## Data extract
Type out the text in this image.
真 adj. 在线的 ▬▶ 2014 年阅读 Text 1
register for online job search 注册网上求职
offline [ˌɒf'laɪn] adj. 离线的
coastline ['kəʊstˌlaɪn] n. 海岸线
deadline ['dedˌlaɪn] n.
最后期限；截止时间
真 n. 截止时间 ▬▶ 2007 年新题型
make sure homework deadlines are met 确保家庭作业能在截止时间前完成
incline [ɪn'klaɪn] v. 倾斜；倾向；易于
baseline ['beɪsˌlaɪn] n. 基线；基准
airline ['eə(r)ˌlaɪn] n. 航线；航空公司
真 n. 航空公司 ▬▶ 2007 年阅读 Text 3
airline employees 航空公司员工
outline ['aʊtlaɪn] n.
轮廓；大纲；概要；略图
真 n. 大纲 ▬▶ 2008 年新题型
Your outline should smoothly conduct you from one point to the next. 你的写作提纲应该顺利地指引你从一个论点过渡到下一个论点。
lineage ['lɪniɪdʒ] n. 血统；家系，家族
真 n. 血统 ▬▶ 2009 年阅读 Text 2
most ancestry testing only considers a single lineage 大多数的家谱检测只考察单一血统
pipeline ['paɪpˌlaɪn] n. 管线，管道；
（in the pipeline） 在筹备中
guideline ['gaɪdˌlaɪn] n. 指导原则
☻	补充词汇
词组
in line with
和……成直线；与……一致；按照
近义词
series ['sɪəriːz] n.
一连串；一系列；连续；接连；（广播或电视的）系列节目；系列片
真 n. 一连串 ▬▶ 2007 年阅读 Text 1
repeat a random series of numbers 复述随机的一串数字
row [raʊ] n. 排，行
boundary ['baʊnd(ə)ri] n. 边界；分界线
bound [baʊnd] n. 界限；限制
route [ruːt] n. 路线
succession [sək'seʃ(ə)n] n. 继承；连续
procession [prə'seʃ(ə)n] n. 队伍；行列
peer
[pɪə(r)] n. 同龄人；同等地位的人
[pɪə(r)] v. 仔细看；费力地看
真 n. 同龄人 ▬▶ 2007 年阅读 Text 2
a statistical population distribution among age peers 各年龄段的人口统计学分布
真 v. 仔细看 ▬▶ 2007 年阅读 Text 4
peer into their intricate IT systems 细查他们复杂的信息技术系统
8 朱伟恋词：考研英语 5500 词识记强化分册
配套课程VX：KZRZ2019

## Required work
Write out the entries above word for word.

## Written response
Type out the text in this image.
真 adj. 在线的 ▬▶ 2014 年阅读 Text 1
register for online job search 注册网上求职
offline [ˌɒf'laɪn] adj. 离线的
coastline ['kəʊstˌlaɪn] n. 海岸线
deadline ['dedˌlaɪn] n.
最后期限；截止时间
真 n. 截止时间 ▬▶ 2007 年新题型
make sure homework deadlines are met 确保家庭作业能在截止时间前完成
incline [ɪn'klaɪn] v. 倾斜；倾向；易于
baseline ['beɪsˌlaɪn] n. 基线；基准
airline ['eə(r)ˌlaɪn] n. 航线；航空公司
真 n. 航空公司 ▬▶ 2007 年阅读 Text 3
airline employees 航空公司员工
outline ['aʊtlaɪn] n.
轮廓；大纲；概要；略图
真 n. 大纲 ▬▶ 2008 年新题型
Your outline should smoothly conduct you from one point to the next. 你的写作提纲应该顺利地指引你从一个论点过渡到下一个论点。
lineage ['lɪniɪdʒ] n. 血统；家系，家族
真 n. 血统 ▬▶ 2009 年阅读 Text 2
most ancestry testing only considers a single lineage 大多数的家谱检测只考察单一血统
pipeline ['paɪpˌlaɪn] n. 管线，管道；
（in the pipeline） 在筹备中
guideline ['gaɪdˌlaɪn] n. 指导原则
☻	补充词汇
词组
in line with
和……成直线；与……一致；按照
近义词
series ['sɪəriːz] n.
一连串；一系列；连续；接连；（广播或电视的）系列节目；系列片
真 n. 一连串 ▬▶ 2007 年阅读 Text 1
repeat a random series of numbers 复述随机的一串数字
row [raʊ] n. 排，行
boundary ['baʊnd(ə)ri] n. 边界；分界线
bound [baʊnd] n. 界限；限制
route [ruːt] n. 路线
succession [sək'seʃ(ə)n] n. 继承；连续
procession [prə'seʃ(ə)n] n. 队伍；行列
peer
[pɪə(r)] n. 同龄人；同等地位的人
[pɪə(r)] v. 仔细看；费力地看
真 n. 同龄人 ▬▶ 2007 年阅读 Text 2
a statistical population distribution among age peers 各年龄段的人口统计学分布
真 v. 仔细看 ▬▶ 2007 年阅读 Text 4
peer into their intricate IT systems 细查他们复杂的信息技术系统
8 朱伟恋词：考研英语 5500 词识记强化分册
配套课程VX：KZRZ2019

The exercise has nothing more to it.